**REQUIREMENTS**
Give the data below again exactly as it stands. Omit the pictures.

**INPUT FOR THIS TASK**

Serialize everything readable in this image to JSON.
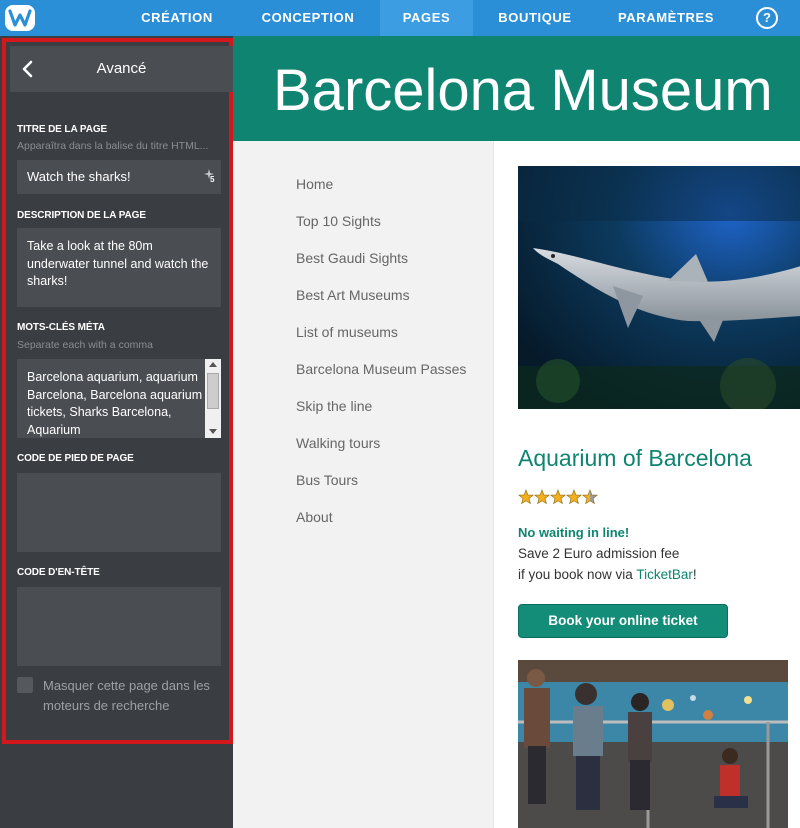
{
  "topnav": {
    "items": [
      "CRÉATION",
      "CONCEPTION",
      "PAGES",
      "BOUTIQUE",
      "PARAMÈTRES"
    ],
    "active": "PAGES",
    "help": "?"
  },
  "panel": {
    "title": "Avancé",
    "page_title_label": "TITRE DE LA PAGE",
    "page_title_hint": "Apparaîtra dans la balise du titre HTML...",
    "page_title_value": "Watch the sharks!",
    "seo_badge": "5",
    "description_label": "DESCRIPTION DE LA PAGE",
    "description_value": "Take a look at the 80m underwater tunnel and watch the sharks!",
    "keywords_label": "MOTS-CLÉS MÉTA",
    "keywords_hint": "Separate each with a comma",
    "keywords_value": "Barcelona aquarium, aquarium Barcelona, Barcelona aquarium tickets, Sharks Barcelona, Aquarium",
    "footer_code_label": "CODE DE PIED DE PAGE",
    "header_code_label": "CODE D'EN-TÊTE",
    "hide_label": "Masquer cette page dans les moteurs de recherche"
  },
  "site": {
    "title": "Barcelona Museum",
    "nav": [
      "Home",
      "Top 10 Sights",
      "Best Gaudi Sights",
      "Best Art Museums",
      "List of museums",
      "Barcelona Museum Passes",
      "Skip the line",
      "Walking tours",
      "Bus Tours",
      "About"
    ],
    "heading": "Aquarium of Barcelona",
    "rating": {
      "value": 4.5,
      "max": 5
    },
    "no_wait": "No waiting in line!",
    "save_line": "Save 2 Euro admission fee",
    "book_prefix": "if you book now via ",
    "ticketbar": "TicketBar",
    "book_suffix": "!",
    "book_button": "Book your online ticket"
  },
  "colors": {
    "topbar": "#2b8fd8",
    "sidebar": "#3a3d41",
    "highlight_border": "#d2181d",
    "brand_green": "#0f8470"
  }
}
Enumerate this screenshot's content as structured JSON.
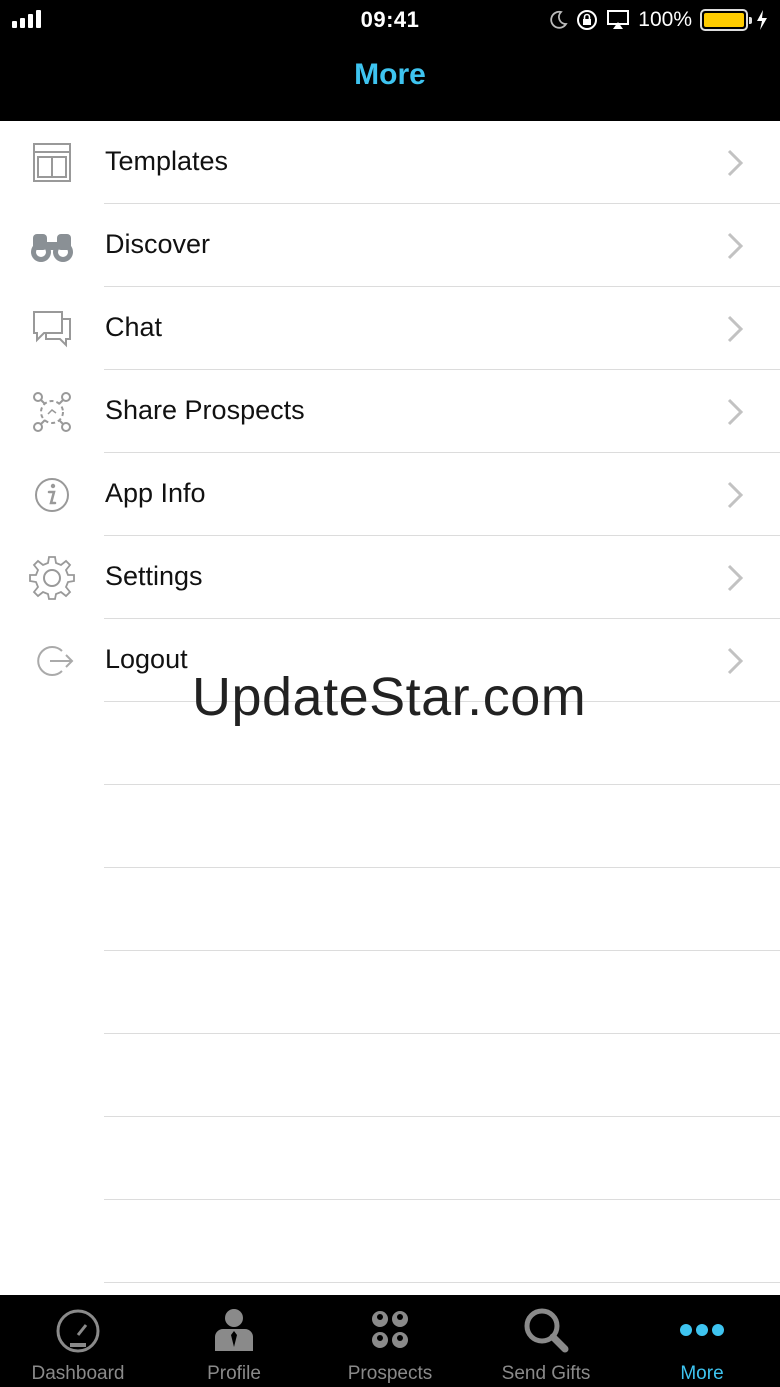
{
  "status_bar": {
    "time": "09:41",
    "battery_pct": "100%"
  },
  "nav": {
    "title": "More"
  },
  "menu": [
    {
      "label": "Templates",
      "icon": "templates-icon"
    },
    {
      "label": "Discover",
      "icon": "binoculars-icon"
    },
    {
      "label": "Chat",
      "icon": "chat-bubbles-icon"
    },
    {
      "label": "Share Prospects",
      "icon": "share-network-icon"
    },
    {
      "label": "App Info",
      "icon": "info-icon"
    },
    {
      "label": "Settings",
      "icon": "gear-icon"
    },
    {
      "label": "Logout",
      "icon": "logout-icon"
    }
  ],
  "watermark": "UpdateStar.com",
  "tabs": [
    {
      "label": "Dashboard",
      "icon": "speedometer-icon"
    },
    {
      "label": "Profile",
      "icon": "person-icon"
    },
    {
      "label": "Prospects",
      "icon": "people-icon"
    },
    {
      "label": "Send Gifts",
      "icon": "search-icon"
    },
    {
      "label": "More",
      "icon": "more-dots-icon",
      "active": true
    }
  ],
  "colors": {
    "accent": "#3ec4f0",
    "battery": "#ffcc00",
    "icon_gray": "#8a8a8a"
  }
}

**SOLUTION FOR THIS PROBLEM**
Serialize everything readable in this image to JSON.
{
  "topnav": {
    "items": [
      "CRÉATION",
      "CONCEPTION",
      "PAGES",
      "BOUTIQUE",
      "PARAMÈTRES"
    ],
    "active": "PAGES",
    "help": "?"
  },
  "panel": {
    "title": "Avancé",
    "page_title_label": "TITRE DE LA PAGE",
    "page_title_hint": "Apparaîtra dans la balise du titre HTML...",
    "page_title_value": "Watch the sharks!",
    "seo_badge": "5",
    "description_label": "DESCRIPTION DE LA PAGE",
    "description_value": "Take a look at the 80m underwater tunnel and watch the sharks!",
    "keywords_label": "MOTS-CLÉS MÉTA",
    "keywords_hint": "Separate each with a comma",
    "keywords_value": "Barcelona aquarium, aquarium Barcelona, Barcelona aquarium tickets, Sharks Barcelona, Aquarium",
    "footer_code_label": "CODE DE PIED DE PAGE",
    "header_code_label": "CODE D'EN-TÊTE",
    "hide_label": "Masquer cette page dans les moteurs de recherche"
  },
  "site": {
    "title": "Barcelona Museum",
    "nav": [
      "Home",
      "Top 10 Sights",
      "Best Gaudi Sights",
      "Best Art Museums",
      "List of museums",
      "Barcelona Museum Passes",
      "Skip the line",
      "Walking tours",
      "Bus Tours",
      "About"
    ],
    "heading": "Aquarium of Barcelona",
    "rating": {
      "value": 4.5,
      "max": 5
    },
    "no_wait": "No waiting in line!",
    "save_line": "Save 2 Euro admission fee",
    "book_prefix": "if you book now via ",
    "ticketbar": "TicketBar",
    "book_suffix": "!",
    "book_button": "Book your online ticket"
  },
  "colors": {
    "topbar": "#2b8fd8",
    "sidebar": "#3a3d41",
    "highlight_border": "#d2181d",
    "brand_green": "#0f8470"
  }
}
Enumerate this screenshot's content as structured JSON.
{
  "status_bar": {
    "time": "09:41",
    "battery_pct": "100%"
  },
  "nav": {
    "title": "More"
  },
  "menu": [
    {
      "label": "Templates",
      "icon": "templates-icon"
    },
    {
      "label": "Discover",
      "icon": "binoculars-icon"
    },
    {
      "label": "Chat",
      "icon": "chat-bubbles-icon"
    },
    {
      "label": "Share Prospects",
      "icon": "share-network-icon"
    },
    {
      "label": "App Info",
      "icon": "info-icon"
    },
    {
      "label": "Settings",
      "icon": "gear-icon"
    },
    {
      "label": "Logout",
      "icon": "logout-icon"
    }
  ],
  "watermark": "UpdateStar.com",
  "tabs": [
    {
      "label": "Dashboard",
      "icon": "speedometer-icon"
    },
    {
      "label": "Profile",
      "icon": "person-icon"
    },
    {
      "label": "Prospects",
      "icon": "people-icon"
    },
    {
      "label": "Send Gifts",
      "icon": "search-icon"
    },
    {
      "label": "More",
      "icon": "more-dots-icon",
      "active": true
    }
  ],
  "colors": {
    "accent": "#3ec4f0",
    "battery": "#ffcc00",
    "icon_gray": "#8a8a8a"
  }
}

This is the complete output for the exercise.